• Work to complete: Could you print all the entries exactly?
** start Records supplied **
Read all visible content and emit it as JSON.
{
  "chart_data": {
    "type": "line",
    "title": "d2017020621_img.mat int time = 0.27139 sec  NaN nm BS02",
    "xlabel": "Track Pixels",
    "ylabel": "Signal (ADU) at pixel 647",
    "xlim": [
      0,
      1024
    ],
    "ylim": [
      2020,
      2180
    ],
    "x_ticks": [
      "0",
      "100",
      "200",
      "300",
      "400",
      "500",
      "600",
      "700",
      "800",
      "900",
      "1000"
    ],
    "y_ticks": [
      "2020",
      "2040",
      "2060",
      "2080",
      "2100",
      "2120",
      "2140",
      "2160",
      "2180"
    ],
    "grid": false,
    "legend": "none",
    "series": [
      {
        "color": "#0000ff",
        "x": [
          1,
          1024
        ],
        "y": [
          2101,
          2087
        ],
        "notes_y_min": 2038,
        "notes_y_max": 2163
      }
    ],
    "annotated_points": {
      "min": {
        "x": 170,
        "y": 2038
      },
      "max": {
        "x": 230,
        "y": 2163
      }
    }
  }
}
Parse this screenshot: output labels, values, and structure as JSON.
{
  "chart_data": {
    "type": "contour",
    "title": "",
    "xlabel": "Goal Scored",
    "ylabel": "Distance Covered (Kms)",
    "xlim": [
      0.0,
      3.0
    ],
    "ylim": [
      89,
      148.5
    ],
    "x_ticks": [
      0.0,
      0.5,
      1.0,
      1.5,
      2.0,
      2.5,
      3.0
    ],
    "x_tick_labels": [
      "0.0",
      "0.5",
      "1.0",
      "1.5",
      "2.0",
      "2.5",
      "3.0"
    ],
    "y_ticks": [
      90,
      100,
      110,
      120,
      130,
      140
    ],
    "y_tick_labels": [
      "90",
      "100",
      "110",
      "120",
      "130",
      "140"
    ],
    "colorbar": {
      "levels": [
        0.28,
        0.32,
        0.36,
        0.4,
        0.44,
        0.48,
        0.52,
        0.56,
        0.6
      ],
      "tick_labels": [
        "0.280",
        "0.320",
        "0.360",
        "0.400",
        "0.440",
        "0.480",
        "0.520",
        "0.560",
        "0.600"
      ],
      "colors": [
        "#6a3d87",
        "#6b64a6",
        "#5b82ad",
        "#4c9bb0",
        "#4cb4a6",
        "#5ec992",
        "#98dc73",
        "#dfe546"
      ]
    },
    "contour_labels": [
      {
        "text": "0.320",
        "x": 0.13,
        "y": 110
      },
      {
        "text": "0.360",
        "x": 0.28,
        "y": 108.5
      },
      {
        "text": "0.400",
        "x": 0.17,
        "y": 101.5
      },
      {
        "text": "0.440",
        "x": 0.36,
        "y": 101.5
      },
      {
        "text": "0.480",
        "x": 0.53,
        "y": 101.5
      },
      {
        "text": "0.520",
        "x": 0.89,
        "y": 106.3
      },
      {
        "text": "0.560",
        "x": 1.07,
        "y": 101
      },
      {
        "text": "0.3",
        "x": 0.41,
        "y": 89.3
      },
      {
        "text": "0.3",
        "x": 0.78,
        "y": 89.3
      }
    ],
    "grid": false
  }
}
** end Records supplied **
• Answer to this problem:
Read all visible content and emit it as JSON.
{
  "chart_data": {
    "type": "line",
    "title": "d2017020621_img.mat int time = 0.27139 sec  NaN nm BS02",
    "xlabel": "Track Pixels",
    "ylabel": "Signal (ADU) at pixel 647",
    "xlim": [
      0,
      1024
    ],
    "ylim": [
      2020,
      2180
    ],
    "x_ticks": [
      "0",
      "100",
      "200",
      "300",
      "400",
      "500",
      "600",
      "700",
      "800",
      "900",
      "1000"
    ],
    "y_ticks": [
      "2020",
      "2040",
      "2060",
      "2080",
      "2100",
      "2120",
      "2140",
      "2160",
      "2180"
    ],
    "grid": false,
    "legend": "none",
    "series": [
      {
        "color": "#0000ff",
        "x": [
          1,
          1024
        ],
        "y": [
          2101,
          2087
        ],
        "notes_y_min": 2038,
        "notes_y_max": 2163
      }
    ],
    "annotated_points": {
      "min": {
        "x": 170,
        "y": 2038
      },
      "max": {
        "x": 230,
        "y": 2163
      }
    }
  }
}
Parse this screenshot: output labels, values, and structure as JSON.
{
  "chart_data": {
    "type": "contour",
    "title": "",
    "xlabel": "Goal Scored",
    "ylabel": "Distance Covered (Kms)",
    "xlim": [
      0.0,
      3.0
    ],
    "ylim": [
      89,
      148.5
    ],
    "x_ticks": [
      0.0,
      0.5,
      1.0,
      1.5,
      2.0,
      2.5,
      3.0
    ],
    "x_tick_labels": [
      "0.0",
      "0.5",
      "1.0",
      "1.5",
      "2.0",
      "2.5",
      "3.0"
    ],
    "y_ticks": [
      90,
      100,
      110,
      120,
      130,
      140
    ],
    "y_tick_labels": [
      "90",
      "100",
      "110",
      "120",
      "130",
      "140"
    ],
    "colorbar": {
      "levels": [
        0.28,
        0.32,
        0.36,
        0.4,
        0.44,
        0.48,
        0.52,
        0.56,
        0.6
      ],
      "tick_labels": [
        "0.280",
        "0.320",
        "0.360",
        "0.400",
        "0.440",
        "0.480",
        "0.520",
        "0.560",
        "0.600"
      ],
      "colors": [
        "#6a3d87",
        "#6b64a6",
        "#5b82ad",
        "#4c9bb0",
        "#4cb4a6",
        "#5ec992",
        "#98dc73",
        "#dfe546"
      ]
    },
    "contour_labels": [
      {
        "text": "0.320",
        "x": 0.13,
        "y": 110
      },
      {
        "text": "0.360",
        "x": 0.28,
        "y": 108.5
      },
      {
        "text": "0.400",
        "x": 0.17,
        "y": 101.5
      },
      {
        "text": "0.440",
        "x": 0.36,
        "y": 101.5
      },
      {
        "text": "0.480",
        "x": 0.53,
        "y": 101.5
      },
      {
        "text": "0.520",
        "x": 0.89,
        "y": 106.3
      },
      {
        "text": "0.560",
        "x": 1.07,
        "y": 101
      },
      {
        "text": "0.3",
        "x": 0.41,
        "y": 89.3
      },
      {
        "text": "0.3",
        "x": 0.78,
        "y": 89.3
      }
    ],
    "grid": false
  }
}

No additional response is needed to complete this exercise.